== YOUR TASK ==
Skip the pictures. Repeat everything else in the records word for word.

* * *

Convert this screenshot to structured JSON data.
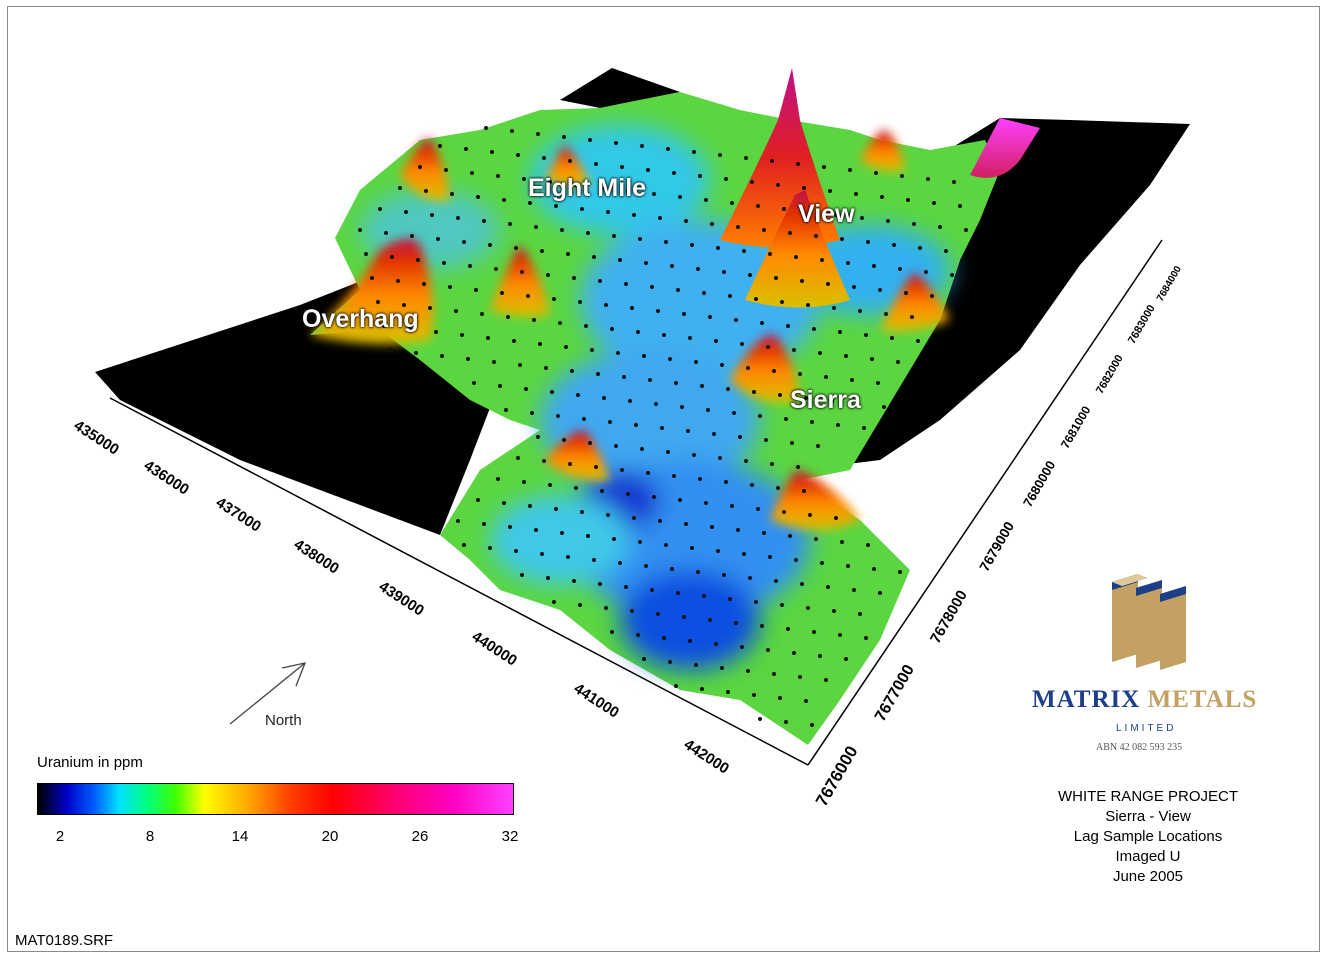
{
  "map": {
    "places": [
      {
        "name": "Eight Mile"
      },
      {
        "name": "View"
      },
      {
        "name": "Overhang"
      },
      {
        "name": "Sierra"
      }
    ],
    "easting_ticks": [
      "435000",
      "436000",
      "437000",
      "438000",
      "439000",
      "440000",
      "441000",
      "442000"
    ],
    "northing_ticks": [
      "7676000",
      "7677000",
      "7678000",
      "7679000",
      "7680000",
      "7681000",
      "7682000",
      "7683000",
      "7684000"
    ],
    "north_arrow_label": "North"
  },
  "legend": {
    "title": "Uranium in ppm",
    "ticks": [
      "2",
      "8",
      "14",
      "20",
      "26",
      "32"
    ],
    "colors": [
      "#000000",
      "#0000c8",
      "#00e0ff",
      "#40ff00",
      "#ffff00",
      "#ff4000",
      "#ff0000",
      "#ff00c0",
      "#ff40ff"
    ]
  },
  "logo": {
    "name_part1": "MATRIX",
    "name_part2": "METALS",
    "limited": "LIMITED",
    "abn": "ABN 42 082 593 235",
    "brand_blue": "#1d3f8a",
    "brand_gold": "#c4a063"
  },
  "title_block": {
    "lines": [
      "WHITE RANGE PROJECT",
      "Sierra - View",
      "Lag Sample Locations",
      "Imaged U",
      "June 2005"
    ]
  },
  "filename": "MAT0189.SRF"
}
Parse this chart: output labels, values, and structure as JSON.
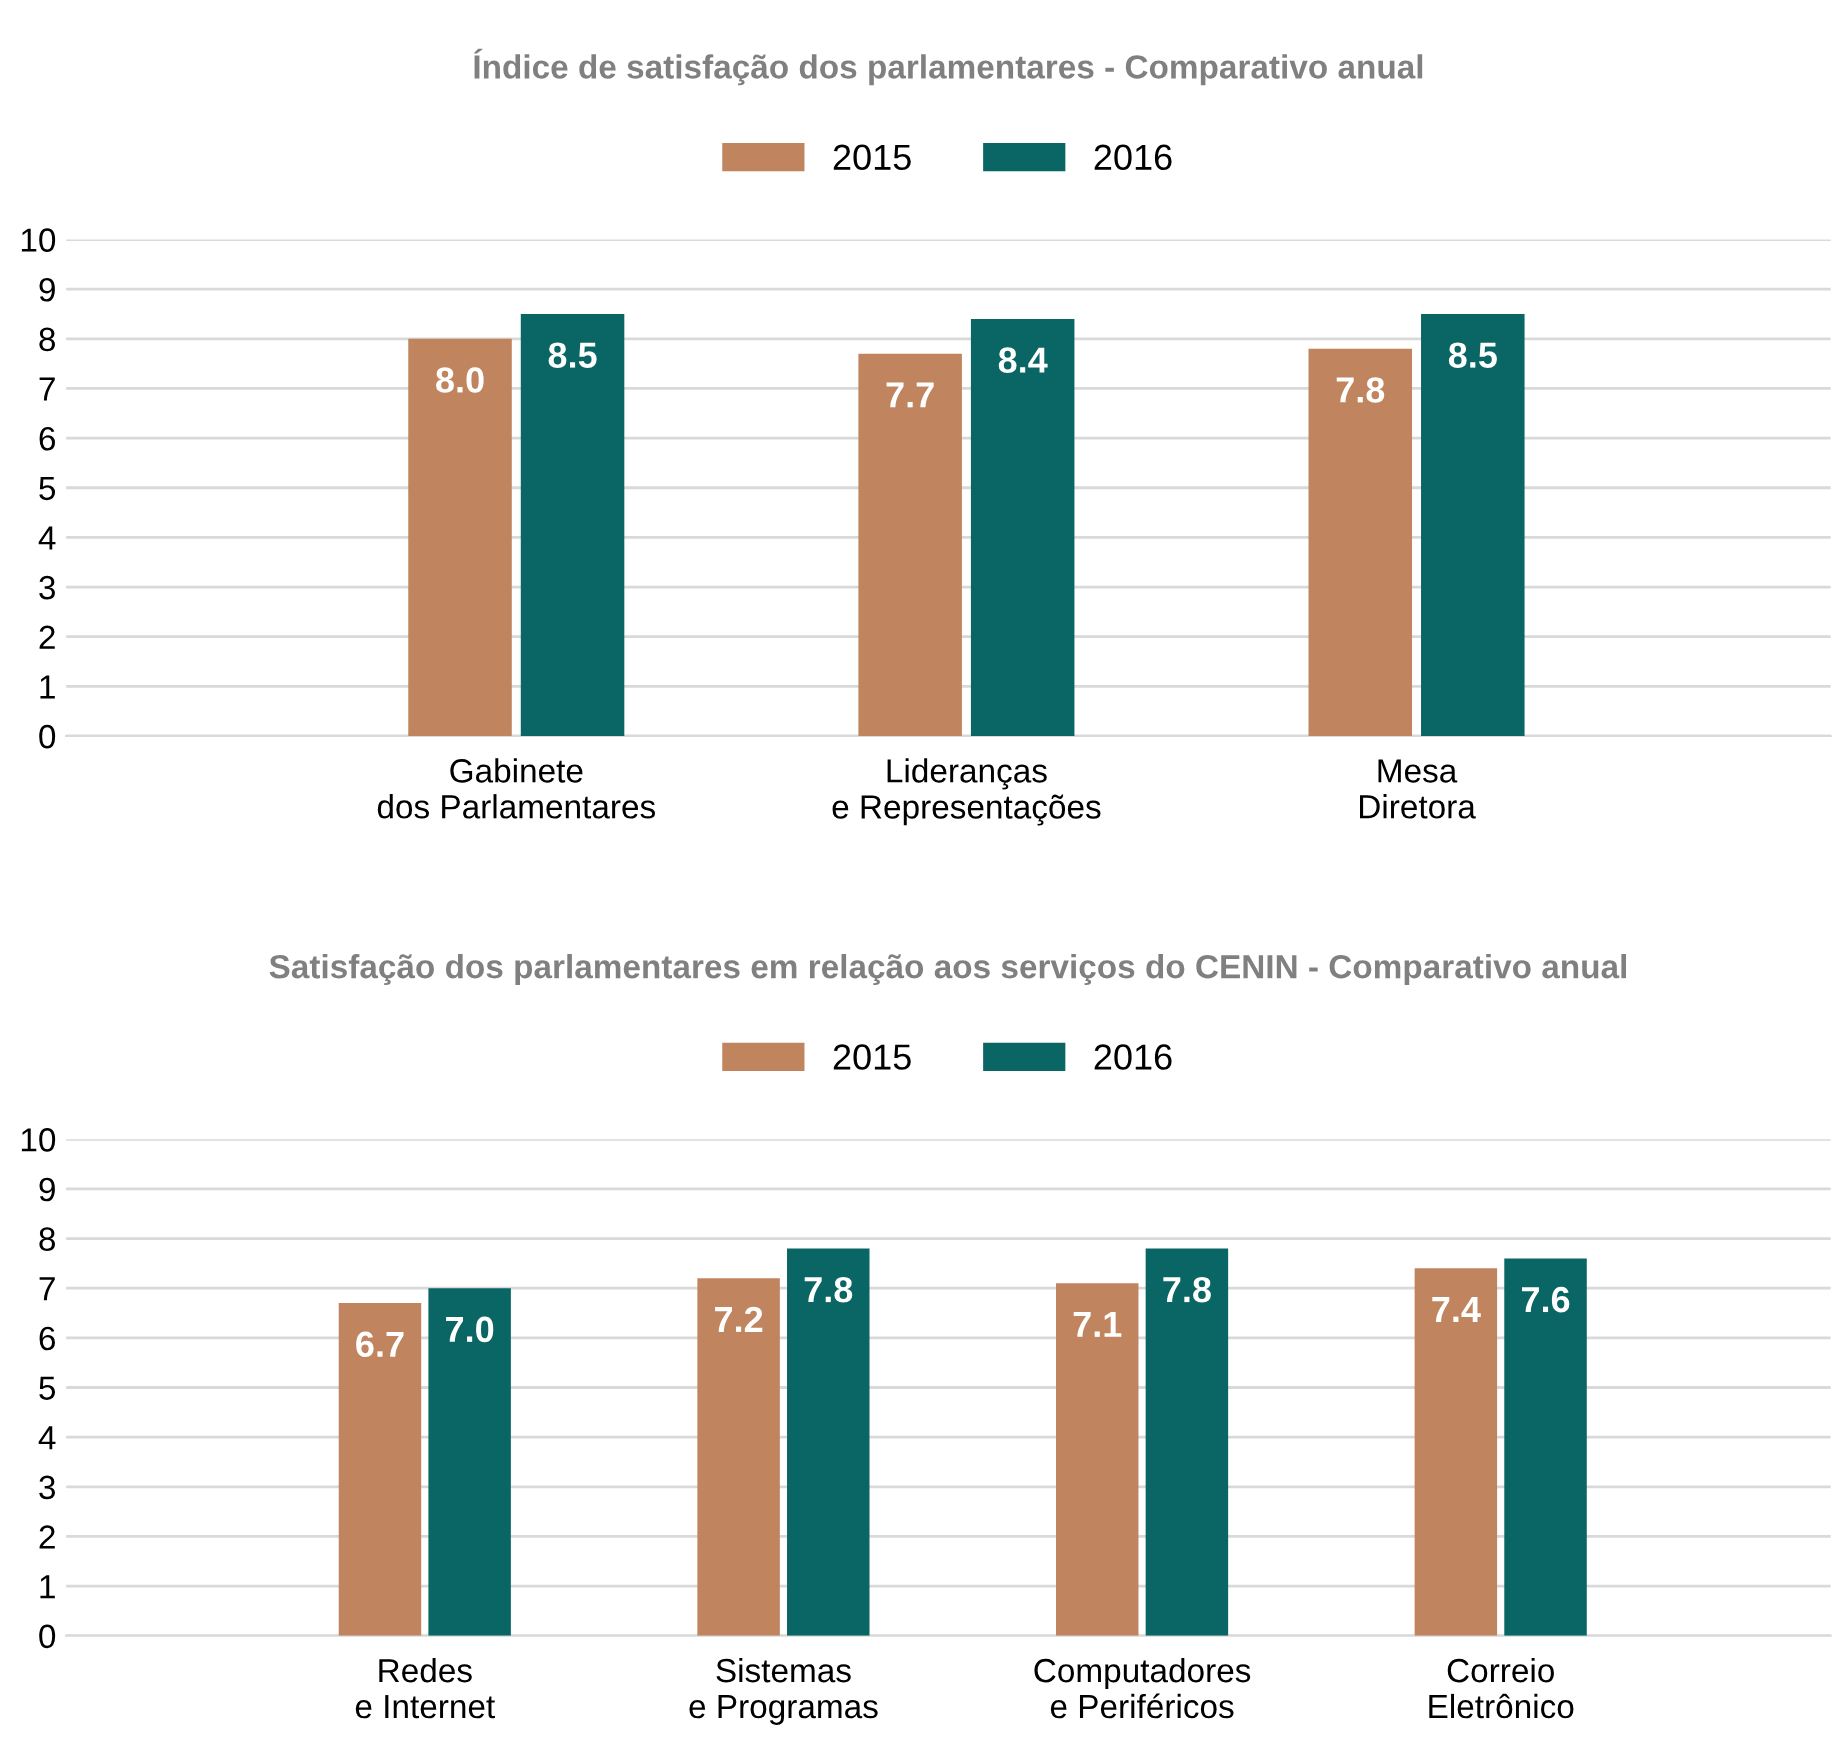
{
  "chart_data": [
    {
      "type": "bar",
      "title": "Índice de satisfação dos parlamentares - Comparativo anual",
      "categories": [
        "Gabinete\ndos Parlamentares",
        "Lideranças\ne Representações",
        "Mesa\nDiretora"
      ],
      "series": [
        {
          "name": "2015",
          "color": "#c0855e",
          "values": [
            8.0,
            7.7,
            7.8
          ],
          "value_labels": [
            "8.0",
            "7.7",
            "7.8"
          ]
        },
        {
          "name": "2016",
          "color": "#0a6664",
          "values": [
            8.5,
            8.4,
            8.5
          ],
          "value_labels": [
            "8.5",
            "8.4",
            "8.5"
          ]
        }
      ],
      "ylim": [
        0,
        10
      ],
      "yticks": [
        0,
        1,
        2,
        3,
        4,
        5,
        6,
        7,
        8,
        9,
        10
      ],
      "grid": "y",
      "legend": "top"
    },
    {
      "type": "bar",
      "title": "Satisfação dos parlamentares em relação aos serviços do CENIN - Comparativo anual",
      "categories": [
        "Redes\ne Internet",
        "Sistemas\ne Programas",
        "Computadores\ne Periféricos",
        "Correio\nEletrônico"
      ],
      "series": [
        {
          "name": "2015",
          "color": "#c0855e",
          "values": [
            6.7,
            7.2,
            7.1,
            7.4
          ],
          "value_labels": [
            "6.7",
            "7.2",
            "7.1",
            "7.4"
          ]
        },
        {
          "name": "2016",
          "color": "#0a6664",
          "values": [
            7.0,
            7.8,
            7.8,
            7.6
          ],
          "value_labels": [
            "7.0",
            "7.8",
            "7.8",
            "7.6"
          ]
        }
      ],
      "ylim": [
        0,
        10
      ],
      "yticks": [
        0,
        1,
        2,
        3,
        4,
        5,
        6,
        7,
        8,
        9,
        10
      ],
      "grid": "y",
      "legend": "top"
    }
  ]
}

* * *

== SOLVED EXERCISE ==
Convert this screenshot to structured JSON data.
{
  "map": {
    "places": [
      {
        "name": "Eight Mile"
      },
      {
        "name": "View"
      },
      {
        "name": "Overhang"
      },
      {
        "name": "Sierra"
      }
    ],
    "easting_ticks": [
      "435000",
      "436000",
      "437000",
      "438000",
      "439000",
      "440000",
      "441000",
      "442000"
    ],
    "northing_ticks": [
      "7676000",
      "7677000",
      "7678000",
      "7679000",
      "7680000",
      "7681000",
      "7682000",
      "7683000",
      "7684000"
    ],
    "north_arrow_label": "North"
  },
  "legend": {
    "title": "Uranium in ppm",
    "ticks": [
      "2",
      "8",
      "14",
      "20",
      "26",
      "32"
    ],
    "colors": [
      "#000000",
      "#0000c8",
      "#00e0ff",
      "#40ff00",
      "#ffff00",
      "#ff4000",
      "#ff0000",
      "#ff00c0",
      "#ff40ff"
    ]
  },
  "logo": {
    "name_part1": "MATRIX",
    "name_part2": "METALS",
    "limited": "LIMITED",
    "abn": "ABN 42 082 593 235",
    "brand_blue": "#1d3f8a",
    "brand_gold": "#c4a063"
  },
  "title_block": {
    "lines": [
      "WHITE RANGE PROJECT",
      "Sierra - View",
      "Lag Sample Locations",
      "Imaged U",
      "June 2005"
    ]
  },
  "filename": "MAT0189.SRF"
}
Parse this chart: output labels, values, and structure as JSON.
{
  "chart_data": [
    {
      "type": "bar",
      "title": "Índice de satisfação dos parlamentares - Comparativo anual",
      "categories": [
        "Gabinete\ndos Parlamentares",
        "Lideranças\ne Representações",
        "Mesa\nDiretora"
      ],
      "series": [
        {
          "name": "2015",
          "color": "#c0855e",
          "values": [
            8.0,
            7.7,
            7.8
          ],
          "value_labels": [
            "8.0",
            "7.7",
            "7.8"
          ]
        },
        {
          "name": "2016",
          "color": "#0a6664",
          "values": [
            8.5,
            8.4,
            8.5
          ],
          "value_labels": [
            "8.5",
            "8.4",
            "8.5"
          ]
        }
      ],
      "ylim": [
        0,
        10
      ],
      "yticks": [
        0,
        1,
        2,
        3,
        4,
        5,
        6,
        7,
        8,
        9,
        10
      ],
      "grid": "y",
      "legend": "top"
    },
    {
      "type": "bar",
      "title": "Satisfação dos parlamentares em relação aos serviços do CENIN - Comparativo anual",
      "categories": [
        "Redes\ne Internet",
        "Sistemas\ne Programas",
        "Computadores\ne Periféricos",
        "Correio\nEletrônico"
      ],
      "series": [
        {
          "name": "2015",
          "color": "#c0855e",
          "values": [
            6.7,
            7.2,
            7.1,
            7.4
          ],
          "value_labels": [
            "6.7",
            "7.2",
            "7.1",
            "7.4"
          ]
        },
        {
          "name": "2016",
          "color": "#0a6664",
          "values": [
            7.0,
            7.8,
            7.8,
            7.6
          ],
          "value_labels": [
            "7.0",
            "7.8",
            "7.8",
            "7.6"
          ]
        }
      ],
      "ylim": [
        0,
        10
      ],
      "yticks": [
        0,
        1,
        2,
        3,
        4,
        5,
        6,
        7,
        8,
        9,
        10
      ],
      "grid": "y",
      "legend": "top"
    }
  ]
}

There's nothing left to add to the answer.